#### PROBLEM STATEMENT
Every line holding the string "建筑面积" should be gathered.

========

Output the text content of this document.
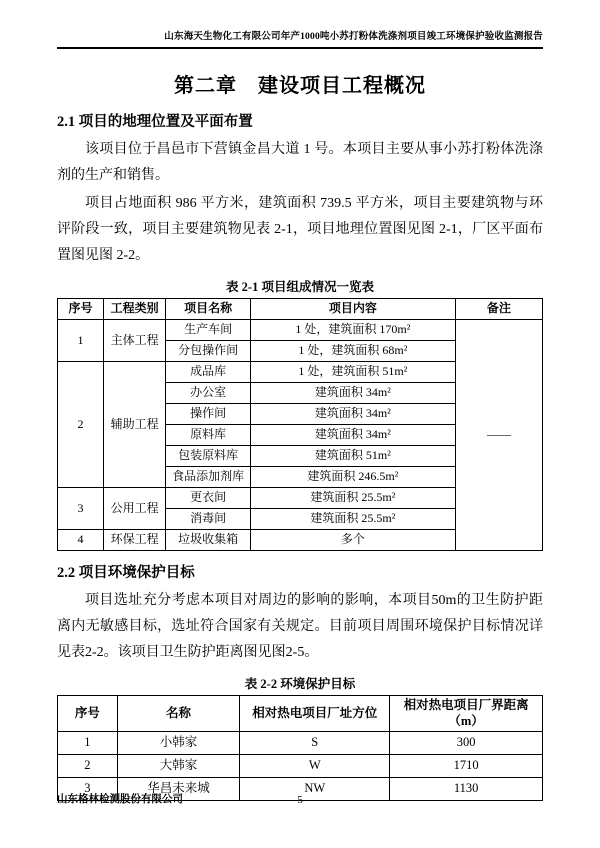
山东海天生物化工有限公司年产1000吨小苏打粉体洗涤剂项目竣工环境保护验收监测报告
第二章　建设项目工程概况
2.1 项目的地理位置及平面布置

该项目位于昌邑市下营镇金昌大道 1 号。本项目主要从事小苏打粉体洗涤剂的生产和销售。

项目占地面积 986 平方米，建筑面积 739.5 平方米，项目主要建筑物与环评阶段一致，项目主要建筑物见表 2-1，项目地理位置图见图 2-1，厂区平面布置图见图 2-2。

表 2-1 项目组成情况一览表
序号	工程类别	项目名称	项目内容	备注
1	主体工程	生产车间	1 处，建筑面积 170m²	——
		分包操作间	1 处，建筑面积 68m²	
2	辅助工程	成品库	1 处，建筑面积 51m²	
		办公室	建筑面积 34m²	
		操作间	建筑面积 34m²	
		原料库	建筑面积 34m²	
		包装原料库	建筑面积 51m²	
		食品添加剂库	建筑面积 246.5m²	
3	公用工程	更衣间	建筑面积 25.5m²	
		消毒间	建筑面积 25.5m²	
4	环保工程	垃圾收集箱	多个	
2.2 项目环境保护目标

项目选址充分考虑本项目对周边的影响的影响，本项目50m的卫生防护距离内无敏感目标，选址符合国家有关规定。目前项目周围环境保护目标情况详见表2-2。该项目卫生防护距离图见图2-5。

表 2-2 环境保护目标
序号	名称	相对热电项目厂址方位	相对热电项目厂界距离（m）
1	小韩家	S	300
2	大韩家	W	1710
3	华昌未来城	NW	1130
山东格林检测股份有限公司	5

========

#### TASK RESPONSE
项目占地面积 986 平方米，建筑面积 739.5 平方米，项目主要建筑物与环评阶段一致，项目主要建筑物见表 2-1，项目地理位置图见图 2-1，厂区平面布置图见图 2-2。
1	主体工程	生产车间	1 处，建筑面积 170m²	——
		分包操作间	1 处，建筑面积 68m²	
2	辅助工程	成品库	1 处，建筑面积 51m²	
		办公室	建筑面积 34m²	
		操作间	建筑面积 34m²	
		原料库	建筑面积 34m²	
		包装原料库	建筑面积 51m²	
		食品添加剂库	建筑面积 246.5m²	
3	公用工程	更衣间	建筑面积 25.5m²	
		消毒间	建筑面积 25.5m²	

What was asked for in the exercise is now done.